(Stored items from a collection)
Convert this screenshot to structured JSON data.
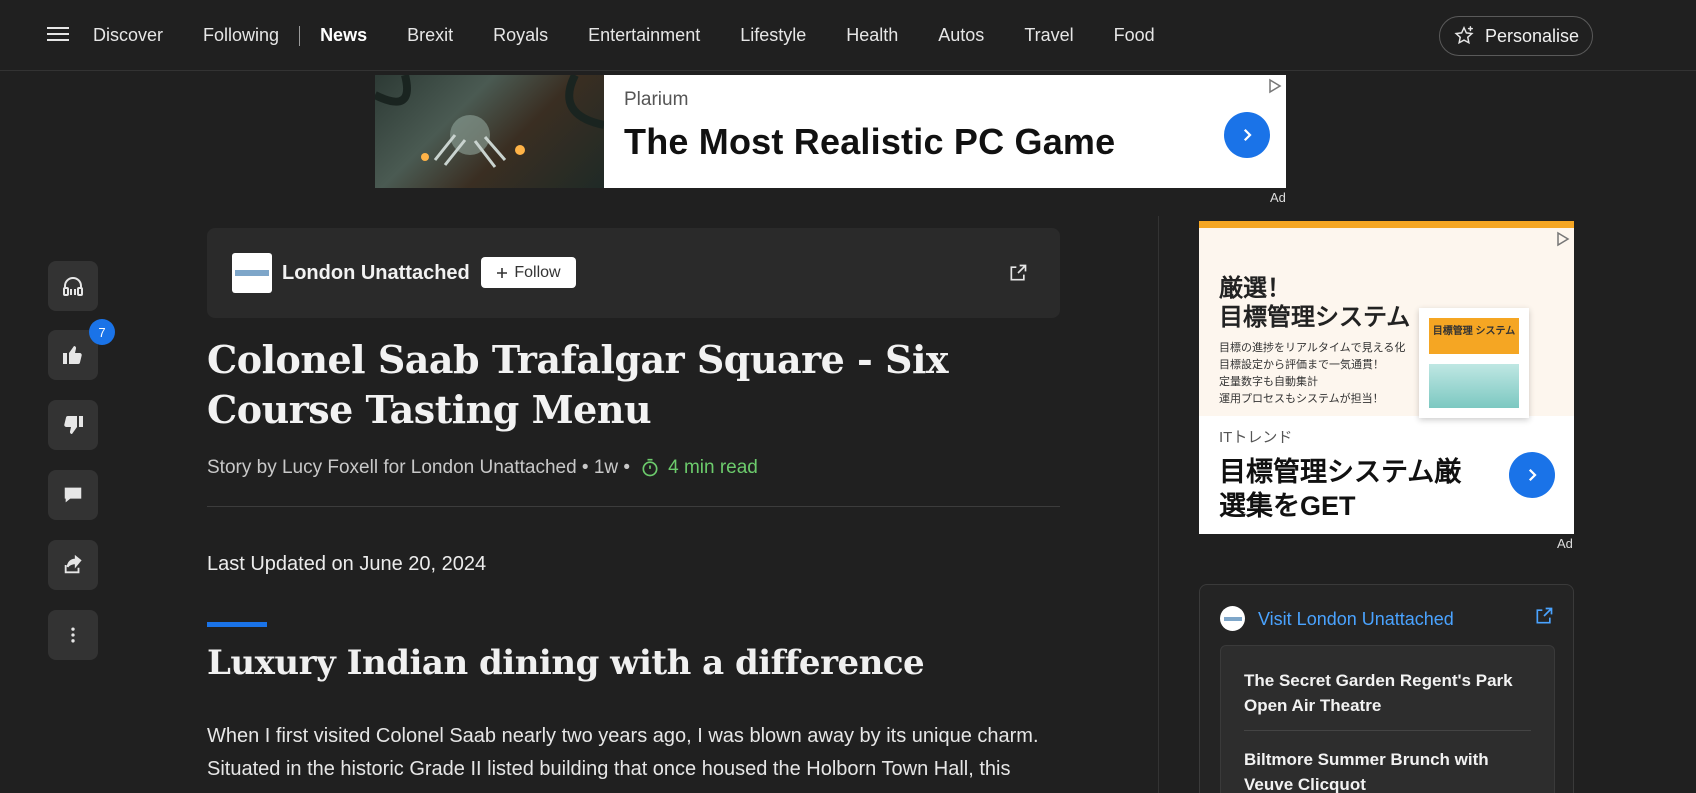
{
  "nav": {
    "items": [
      "Discover",
      "Following"
    ],
    "items2": [
      "News",
      "Brexit",
      "Royals",
      "Entertainment",
      "Lifestyle",
      "Health",
      "Autos",
      "Travel",
      "Food"
    ],
    "personalise_label": "Personalise"
  },
  "top_ad": {
    "brand": "Plarium",
    "title": "The Most Realistic PC Game",
    "ad_label": "Ad"
  },
  "rail": {
    "like_count": "7"
  },
  "article": {
    "publisher": "London Unattached",
    "follow_label": "Follow",
    "headline": "Colonel Saab Trafalgar Square - Six Course Tasting Menu",
    "byline": "Story by Lucy Foxell for London Unattached • 1w •",
    "read_time": "4 min read",
    "updated": "Last Updated on June 20, 2024",
    "subhead": "Luxury Indian dining with a difference",
    "body": "When I first visited Colonel Saab nearly two years ago, I was blown away by its unique charm. Situated in the historic Grade II listed building that once housed the Holborn Town Hall, this restaurant exudes a sense of grandeur and history."
  },
  "side_ad": {
    "headline_line1": "厳選！",
    "headline_line2": "目標管理システム",
    "bullets": [
      "目標の進捗をリアルタイムで見える化",
      "目標設定から評価まで一気通貫！",
      "定量数字も自動集計",
      "運用プロセスもシステムが担当！"
    ],
    "card_title": "目標管理\nシステム",
    "brand": "ITトレンド",
    "title": "目標管理システム厳選集をGET",
    "ad_label": "Ad"
  },
  "more_from": {
    "link_label": "Visit London Unattached",
    "items": [
      "The Secret Garden Regent's Park Open Air Theatre",
      "Biltmore Summer Brunch with Veuve Clicquot"
    ]
  },
  "colors": {
    "background": "#202020",
    "accent": "#1a73e8",
    "read_time": "#6ccb6c",
    "link": "#4aa3ff"
  }
}
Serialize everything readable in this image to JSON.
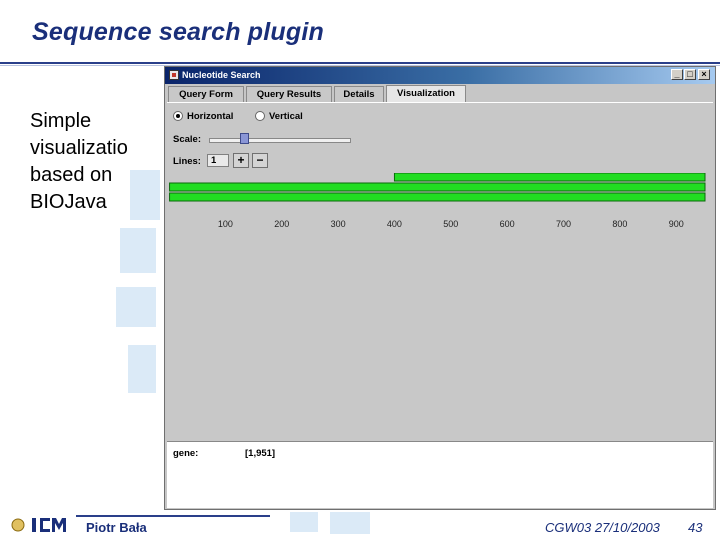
{
  "slide": {
    "title": "Sequence search plugin",
    "bullet_lines": [
      "Simple",
      "visualizatio",
      "based on",
      "BIOJava"
    ]
  },
  "window": {
    "title": "Nucleotide Search",
    "controls": {
      "minimize": "_",
      "maximize": "□",
      "close": "×"
    },
    "tabs": [
      {
        "label": "Query Form",
        "active": false
      },
      {
        "label": "Query Results",
        "active": false
      },
      {
        "label": "Details",
        "active": false
      },
      {
        "label": "Visualization",
        "active": true
      }
    ],
    "orientation": {
      "horizontal_label": "Horizontal",
      "vertical_label": "Vertical",
      "selected": "horizontal"
    },
    "scale": {
      "label": "Scale:",
      "level": 0.25
    },
    "lines": {
      "label": "Lines:",
      "value": "1",
      "add_label": "+",
      "remove_label": "−"
    },
    "axis": {
      "ticks": [
        "100",
        "200",
        "300",
        "400",
        "500",
        "600",
        "700",
        "800",
        "900"
      ],
      "max": 951
    },
    "tracks": [
      {
        "start": 400,
        "end": 951,
        "color": "#22dd22"
      },
      {
        "start": 1,
        "end": 951,
        "color": "#22dd22"
      },
      {
        "start": 1,
        "end": 951,
        "color": "#22dd22"
      }
    ],
    "gene": {
      "label": "gene:",
      "value": "[1,951]"
    }
  },
  "footer": {
    "author": "Piotr Bała",
    "event": "CGW03 27/10/2003",
    "page": "43"
  },
  "colors": {
    "accent": "#1a2f7a",
    "track": "#22dd22",
    "watermark": "#dbeaf7"
  }
}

● **Task description**
Restate each entry word for word, please, but drop any images it holds.

● **Response to this task**
Convert this screenshot to structured JSON data.
{
  "nav": {
    "items": [
      "Discover",
      "Following"
    ],
    "items2": [
      "News",
      "Brexit",
      "Royals",
      "Entertainment",
      "Lifestyle",
      "Health",
      "Autos",
      "Travel",
      "Food"
    ],
    "personalise_label": "Personalise"
  },
  "top_ad": {
    "brand": "Plarium",
    "title": "The Most Realistic PC Game",
    "ad_label": "Ad"
  },
  "rail": {
    "like_count": "7"
  },
  "article": {
    "publisher": "London Unattached",
    "follow_label": "Follow",
    "headline": "Colonel Saab Trafalgar Square - Six Course Tasting Menu",
    "byline": "Story by Lucy Foxell for London Unattached • 1w •",
    "read_time": "4 min read",
    "updated": "Last Updated on June 20, 2024",
    "subhead": "Luxury Indian dining with a difference",
    "body": "When I first visited Colonel Saab nearly two years ago, I was blown away by its unique charm. Situated in the historic Grade II listed building that once housed the Holborn Town Hall, this restaurant exudes a sense of grandeur and history."
  },
  "side_ad": {
    "headline_line1": "厳選！",
    "headline_line2": "目標管理システム",
    "bullets": [
      "目標の進捗をリアルタイムで見える化",
      "目標設定から評価まで一気通貫！",
      "定量数字も自動集計",
      "運用プロセスもシステムが担当！"
    ],
    "card_title": "目標管理\nシステム",
    "brand": "ITトレンド",
    "title": "目標管理システム厳選集をGET",
    "ad_label": "Ad"
  },
  "more_from": {
    "link_label": "Visit London Unattached",
    "items": [
      "The Secret Garden Regent's Park Open Air Theatre",
      "Biltmore Summer Brunch with Veuve Clicquot"
    ]
  },
  "colors": {
    "background": "#202020",
    "accent": "#1a73e8",
    "read_time": "#6ccb6c",
    "link": "#4aa3ff"
  }
}
Serialize everything readable in this image to JSON.
{
  "slide": {
    "title": "Sequence search plugin",
    "bullet_lines": [
      "Simple",
      "visualizatio",
      "based on",
      "BIOJava"
    ]
  },
  "window": {
    "title": "Nucleotide Search",
    "controls": {
      "minimize": "_",
      "maximize": "□",
      "close": "×"
    },
    "tabs": [
      {
        "label": "Query Form",
        "active": false
      },
      {
        "label": "Query Results",
        "active": false
      },
      {
        "label": "Details",
        "active": false
      },
      {
        "label": "Visualization",
        "active": true
      }
    ],
    "orientation": {
      "horizontal_label": "Horizontal",
      "vertical_label": "Vertical",
      "selected": "horizontal"
    },
    "scale": {
      "label": "Scale:",
      "level": 0.25
    },
    "lines": {
      "label": "Lines:",
      "value": "1",
      "add_label": "+",
      "remove_label": "−"
    },
    "axis": {
      "ticks": [
        "100",
        "200",
        "300",
        "400",
        "500",
        "600",
        "700",
        "800",
        "900"
      ],
      "max": 951
    },
    "tracks": [
      {
        "start": 400,
        "end": 951,
        "color": "#22dd22"
      },
      {
        "start": 1,
        "end": 951,
        "color": "#22dd22"
      },
      {
        "start": 1,
        "end": 951,
        "color": "#22dd22"
      }
    ],
    "gene": {
      "label": "gene:",
      "value": "[1,951]"
    }
  },
  "footer": {
    "author": "Piotr Bała",
    "event": "CGW03 27/10/2003",
    "page": "43"
  },
  "colors": {
    "accent": "#1a2f7a",
    "track": "#22dd22",
    "watermark": "#dbeaf7"
  }
}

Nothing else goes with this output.